§ **REQUIRED TASK**
Each entry below must be repeated word for word.

Stored items
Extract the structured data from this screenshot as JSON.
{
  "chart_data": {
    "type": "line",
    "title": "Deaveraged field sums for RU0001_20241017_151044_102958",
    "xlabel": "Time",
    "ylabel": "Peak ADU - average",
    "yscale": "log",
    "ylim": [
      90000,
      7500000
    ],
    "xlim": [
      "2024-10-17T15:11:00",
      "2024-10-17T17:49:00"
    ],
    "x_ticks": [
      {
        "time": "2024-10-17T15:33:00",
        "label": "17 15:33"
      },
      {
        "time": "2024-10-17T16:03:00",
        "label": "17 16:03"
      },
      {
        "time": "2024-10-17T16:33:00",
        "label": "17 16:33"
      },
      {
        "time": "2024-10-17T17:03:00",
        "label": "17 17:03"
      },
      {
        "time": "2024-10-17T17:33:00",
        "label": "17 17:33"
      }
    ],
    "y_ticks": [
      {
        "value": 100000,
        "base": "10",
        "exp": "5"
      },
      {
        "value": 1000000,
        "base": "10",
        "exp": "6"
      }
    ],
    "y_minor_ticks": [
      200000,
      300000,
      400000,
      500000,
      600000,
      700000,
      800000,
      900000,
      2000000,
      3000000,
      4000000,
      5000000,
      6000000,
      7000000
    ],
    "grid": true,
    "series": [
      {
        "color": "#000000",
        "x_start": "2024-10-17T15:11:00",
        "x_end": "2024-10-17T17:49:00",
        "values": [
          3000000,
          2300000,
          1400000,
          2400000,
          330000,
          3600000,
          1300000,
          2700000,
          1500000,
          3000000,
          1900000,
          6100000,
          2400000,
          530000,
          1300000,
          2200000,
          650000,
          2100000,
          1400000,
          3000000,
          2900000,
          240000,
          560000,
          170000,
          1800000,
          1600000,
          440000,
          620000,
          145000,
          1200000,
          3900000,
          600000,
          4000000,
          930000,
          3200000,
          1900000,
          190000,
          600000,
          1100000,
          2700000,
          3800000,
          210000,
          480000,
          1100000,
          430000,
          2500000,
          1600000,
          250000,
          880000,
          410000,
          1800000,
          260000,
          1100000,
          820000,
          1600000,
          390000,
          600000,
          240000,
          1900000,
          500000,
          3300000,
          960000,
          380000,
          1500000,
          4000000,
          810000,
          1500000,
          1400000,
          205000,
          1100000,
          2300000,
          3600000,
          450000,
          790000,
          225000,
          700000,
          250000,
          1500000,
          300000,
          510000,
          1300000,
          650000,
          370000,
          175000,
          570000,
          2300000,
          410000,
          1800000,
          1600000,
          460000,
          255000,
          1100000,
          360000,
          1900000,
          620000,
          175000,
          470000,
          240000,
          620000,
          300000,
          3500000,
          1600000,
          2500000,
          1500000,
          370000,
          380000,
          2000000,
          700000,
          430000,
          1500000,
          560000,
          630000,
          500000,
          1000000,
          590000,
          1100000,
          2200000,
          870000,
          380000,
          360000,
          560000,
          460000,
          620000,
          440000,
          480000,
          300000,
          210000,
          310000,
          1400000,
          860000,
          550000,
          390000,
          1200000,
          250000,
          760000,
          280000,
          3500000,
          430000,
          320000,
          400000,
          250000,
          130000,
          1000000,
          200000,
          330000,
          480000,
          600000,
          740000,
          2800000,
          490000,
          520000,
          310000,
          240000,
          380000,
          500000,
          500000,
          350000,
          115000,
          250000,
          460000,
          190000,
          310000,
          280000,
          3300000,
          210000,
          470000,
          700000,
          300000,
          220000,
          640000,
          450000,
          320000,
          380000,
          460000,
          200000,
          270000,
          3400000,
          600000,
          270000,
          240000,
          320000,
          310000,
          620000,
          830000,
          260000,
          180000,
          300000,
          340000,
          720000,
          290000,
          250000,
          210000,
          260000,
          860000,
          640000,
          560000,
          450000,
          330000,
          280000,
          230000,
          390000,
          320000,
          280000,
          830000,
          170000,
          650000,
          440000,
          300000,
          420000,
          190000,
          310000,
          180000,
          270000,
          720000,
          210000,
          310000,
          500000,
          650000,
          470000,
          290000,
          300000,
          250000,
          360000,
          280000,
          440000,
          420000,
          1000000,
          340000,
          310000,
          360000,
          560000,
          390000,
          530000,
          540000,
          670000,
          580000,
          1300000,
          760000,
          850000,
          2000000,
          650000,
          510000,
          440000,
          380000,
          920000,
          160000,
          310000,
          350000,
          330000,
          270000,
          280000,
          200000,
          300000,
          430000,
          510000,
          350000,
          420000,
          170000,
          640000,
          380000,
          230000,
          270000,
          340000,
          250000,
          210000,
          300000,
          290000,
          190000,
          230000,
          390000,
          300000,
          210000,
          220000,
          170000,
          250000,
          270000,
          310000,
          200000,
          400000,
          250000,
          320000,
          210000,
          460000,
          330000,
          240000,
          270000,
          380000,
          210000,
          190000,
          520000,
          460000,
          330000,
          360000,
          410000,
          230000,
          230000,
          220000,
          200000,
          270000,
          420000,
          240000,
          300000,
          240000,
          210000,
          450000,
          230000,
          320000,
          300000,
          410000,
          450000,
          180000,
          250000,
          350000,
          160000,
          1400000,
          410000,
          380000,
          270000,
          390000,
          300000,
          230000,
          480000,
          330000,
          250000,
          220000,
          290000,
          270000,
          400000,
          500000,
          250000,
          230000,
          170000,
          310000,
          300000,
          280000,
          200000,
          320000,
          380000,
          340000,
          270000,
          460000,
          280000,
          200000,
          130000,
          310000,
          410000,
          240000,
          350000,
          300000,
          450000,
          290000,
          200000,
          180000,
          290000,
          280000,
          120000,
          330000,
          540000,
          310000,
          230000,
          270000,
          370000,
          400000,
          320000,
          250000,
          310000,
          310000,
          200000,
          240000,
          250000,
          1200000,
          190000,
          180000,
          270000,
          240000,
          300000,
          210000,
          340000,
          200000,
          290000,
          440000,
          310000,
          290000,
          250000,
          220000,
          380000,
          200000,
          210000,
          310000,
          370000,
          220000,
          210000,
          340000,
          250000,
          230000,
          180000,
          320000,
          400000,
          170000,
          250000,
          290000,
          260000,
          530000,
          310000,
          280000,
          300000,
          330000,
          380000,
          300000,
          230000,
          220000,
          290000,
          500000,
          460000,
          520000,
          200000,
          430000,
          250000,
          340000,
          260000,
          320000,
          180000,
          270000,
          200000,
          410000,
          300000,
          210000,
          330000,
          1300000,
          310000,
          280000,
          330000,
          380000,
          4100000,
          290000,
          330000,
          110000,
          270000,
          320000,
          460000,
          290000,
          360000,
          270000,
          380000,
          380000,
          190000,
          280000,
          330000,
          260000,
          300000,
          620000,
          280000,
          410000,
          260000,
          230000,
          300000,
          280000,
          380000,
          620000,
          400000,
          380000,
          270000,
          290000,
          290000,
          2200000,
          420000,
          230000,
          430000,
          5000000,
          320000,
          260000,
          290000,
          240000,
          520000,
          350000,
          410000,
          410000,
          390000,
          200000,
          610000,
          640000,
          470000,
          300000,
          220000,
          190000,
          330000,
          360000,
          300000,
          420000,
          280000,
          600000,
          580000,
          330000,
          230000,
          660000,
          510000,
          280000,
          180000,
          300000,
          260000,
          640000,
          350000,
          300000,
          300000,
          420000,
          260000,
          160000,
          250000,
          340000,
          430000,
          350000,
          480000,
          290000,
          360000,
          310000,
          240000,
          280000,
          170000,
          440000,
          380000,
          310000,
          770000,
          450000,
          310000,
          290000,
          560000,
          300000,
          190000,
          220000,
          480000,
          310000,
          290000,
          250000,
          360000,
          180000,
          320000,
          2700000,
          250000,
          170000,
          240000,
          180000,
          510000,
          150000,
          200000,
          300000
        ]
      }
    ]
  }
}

§ **THE RESULT**
Extract the structured data from this screenshot as JSON.
{
  "chart_data": {
    "type": "line",
    "title": "Deaveraged field sums for RU0001_20241017_151044_102958",
    "xlabel": "Time",
    "ylabel": "Peak ADU - average",
    "yscale": "log",
    "ylim": [
      90000,
      7500000
    ],
    "xlim": [
      "2024-10-17T15:11:00",
      "2024-10-17T17:49:00"
    ],
    "x_ticks": [
      {
        "time": "2024-10-17T15:33:00",
        "label": "17 15:33"
      },
      {
        "time": "2024-10-17T16:03:00",
        "label": "17 16:03"
      },
      {
        "time": "2024-10-17T16:33:00",
        "label": "17 16:33"
      },
      {
        "time": "2024-10-17T17:03:00",
        "label": "17 17:03"
      },
      {
        "time": "2024-10-17T17:33:00",
        "label": "17 17:33"
      }
    ],
    "y_ticks": [
      {
        "value": 100000,
        "base": "10",
        "exp": "5"
      },
      {
        "value": 1000000,
        "base": "10",
        "exp": "6"
      }
    ],
    "y_minor_ticks": [
      200000,
      300000,
      400000,
      500000,
      600000,
      700000,
      800000,
      900000,
      2000000,
      3000000,
      4000000,
      5000000,
      6000000,
      7000000
    ],
    "grid": true,
    "series": [
      {
        "color": "#000000",
        "x_start": "2024-10-17T15:11:00",
        "x_end": "2024-10-17T17:49:00",
        "values": [
          3000000,
          2300000,
          1400000,
          2400000,
          330000,
          3600000,
          1300000,
          2700000,
          1500000,
          3000000,
          1900000,
          6100000,
          2400000,
          530000,
          1300000,
          2200000,
          650000,
          2100000,
          1400000,
          3000000,
          2900000,
          240000,
          560000,
          170000,
          1800000,
          1600000,
          440000,
          620000,
          145000,
          1200000,
          3900000,
          600000,
          4000000,
          930000,
          3200000,
          1900000,
          190000,
          600000,
          1100000,
          2700000,
          3800000,
          210000,
          480000,
          1100000,
          430000,
          2500000,
          1600000,
          250000,
          880000,
          410000,
          1800000,
          260000,
          1100000,
          820000,
          1600000,
          390000,
          600000,
          240000,
          1900000,
          500000,
          3300000,
          960000,
          380000,
          1500000,
          4000000,
          810000,
          1500000,
          1400000,
          205000,
          1100000,
          2300000,
          3600000,
          450000,
          790000,
          225000,
          700000,
          250000,
          1500000,
          300000,
          510000,
          1300000,
          650000,
          370000,
          175000,
          570000,
          2300000,
          410000,
          1800000,
          1600000,
          460000,
          255000,
          1100000,
          360000,
          1900000,
          620000,
          175000,
          470000,
          240000,
          620000,
          300000,
          3500000,
          1600000,
          2500000,
          1500000,
          370000,
          380000,
          2000000,
          700000,
          430000,
          1500000,
          560000,
          630000,
          500000,
          1000000,
          590000,
          1100000,
          2200000,
          870000,
          380000,
          360000,
          560000,
          460000,
          620000,
          440000,
          480000,
          300000,
          210000,
          310000,
          1400000,
          860000,
          550000,
          390000,
          1200000,
          250000,
          760000,
          280000,
          3500000,
          430000,
          320000,
          400000,
          250000,
          130000,
          1000000,
          200000,
          330000,
          480000,
          600000,
          740000,
          2800000,
          490000,
          520000,
          310000,
          240000,
          380000,
          500000,
          500000,
          350000,
          115000,
          250000,
          460000,
          190000,
          310000,
          280000,
          3300000,
          210000,
          470000,
          700000,
          300000,
          220000,
          640000,
          450000,
          320000,
          380000,
          460000,
          200000,
          270000,
          3400000,
          600000,
          270000,
          240000,
          320000,
          310000,
          620000,
          830000,
          260000,
          180000,
          300000,
          340000,
          720000,
          290000,
          250000,
          210000,
          260000,
          860000,
          640000,
          560000,
          450000,
          330000,
          280000,
          230000,
          390000,
          320000,
          280000,
          830000,
          170000,
          650000,
          440000,
          300000,
          420000,
          190000,
          310000,
          180000,
          270000,
          720000,
          210000,
          310000,
          500000,
          650000,
          470000,
          290000,
          300000,
          250000,
          360000,
          280000,
          440000,
          420000,
          1000000,
          340000,
          310000,
          360000,
          560000,
          390000,
          530000,
          540000,
          670000,
          580000,
          1300000,
          760000,
          850000,
          2000000,
          650000,
          510000,
          440000,
          380000,
          920000,
          160000,
          310000,
          350000,
          330000,
          270000,
          280000,
          200000,
          300000,
          430000,
          510000,
          350000,
          420000,
          170000,
          640000,
          380000,
          230000,
          270000,
          340000,
          250000,
          210000,
          300000,
          290000,
          190000,
          230000,
          390000,
          300000,
          210000,
          220000,
          170000,
          250000,
          270000,
          310000,
          200000,
          400000,
          250000,
          320000,
          210000,
          460000,
          330000,
          240000,
          270000,
          380000,
          210000,
          190000,
          520000,
          460000,
          330000,
          360000,
          410000,
          230000,
          230000,
          220000,
          200000,
          270000,
          420000,
          240000,
          300000,
          240000,
          210000,
          450000,
          230000,
          320000,
          300000,
          410000,
          450000,
          180000,
          250000,
          350000,
          160000,
          1400000,
          410000,
          380000,
          270000,
          390000,
          300000,
          230000,
          480000,
          330000,
          250000,
          220000,
          290000,
          270000,
          400000,
          500000,
          250000,
          230000,
          170000,
          310000,
          300000,
          280000,
          200000,
          320000,
          380000,
          340000,
          270000,
          460000,
          280000,
          200000,
          130000,
          310000,
          410000,
          240000,
          350000,
          300000,
          450000,
          290000,
          200000,
          180000,
          290000,
          280000,
          120000,
          330000,
          540000,
          310000,
          230000,
          270000,
          370000,
          400000,
          320000,
          250000,
          310000,
          310000,
          200000,
          240000,
          250000,
          1200000,
          190000,
          180000,
          270000,
          240000,
          300000,
          210000,
          340000,
          200000,
          290000,
          440000,
          310000,
          290000,
          250000,
          220000,
          380000,
          200000,
          210000,
          310000,
          370000,
          220000,
          210000,
          340000,
          250000,
          230000,
          180000,
          320000,
          400000,
          170000,
          250000,
          290000,
          260000,
          530000,
          310000,
          280000,
          300000,
          330000,
          380000,
          300000,
          230000,
          220000,
          290000,
          500000,
          460000,
          520000,
          200000,
          430000,
          250000,
          340000,
          260000,
          320000,
          180000,
          270000,
          200000,
          410000,
          300000,
          210000,
          330000,
          1300000,
          310000,
          280000,
          330000,
          380000,
          4100000,
          290000,
          330000,
          110000,
          270000,
          320000,
          460000,
          290000,
          360000,
          270000,
          380000,
          380000,
          190000,
          280000,
          330000,
          260000,
          300000,
          620000,
          280000,
          410000,
          260000,
          230000,
          300000,
          280000,
          380000,
          620000,
          400000,
          380000,
          270000,
          290000,
          290000,
          2200000,
          420000,
          230000,
          430000,
          5000000,
          320000,
          260000,
          290000,
          240000,
          520000,
          350000,
          410000,
          410000,
          390000,
          200000,
          610000,
          640000,
          470000,
          300000,
          220000,
          190000,
          330000,
          360000,
          300000,
          420000,
          280000,
          600000,
          580000,
          330000,
          230000,
          660000,
          510000,
          280000,
          180000,
          300000,
          260000,
          640000,
          350000,
          300000,
          300000,
          420000,
          260000,
          160000,
          250000,
          340000,
          430000,
          350000,
          480000,
          290000,
          360000,
          310000,
          240000,
          280000,
          170000,
          440000,
          380000,
          310000,
          770000,
          450000,
          310000,
          290000,
          560000,
          300000,
          190000,
          220000,
          480000,
          310000,
          290000,
          250000,
          360000,
          180000,
          320000,
          2700000,
          250000,
          170000,
          240000,
          180000,
          510000,
          150000,
          200000,
          300000
        ]
      }
    ]
  }
}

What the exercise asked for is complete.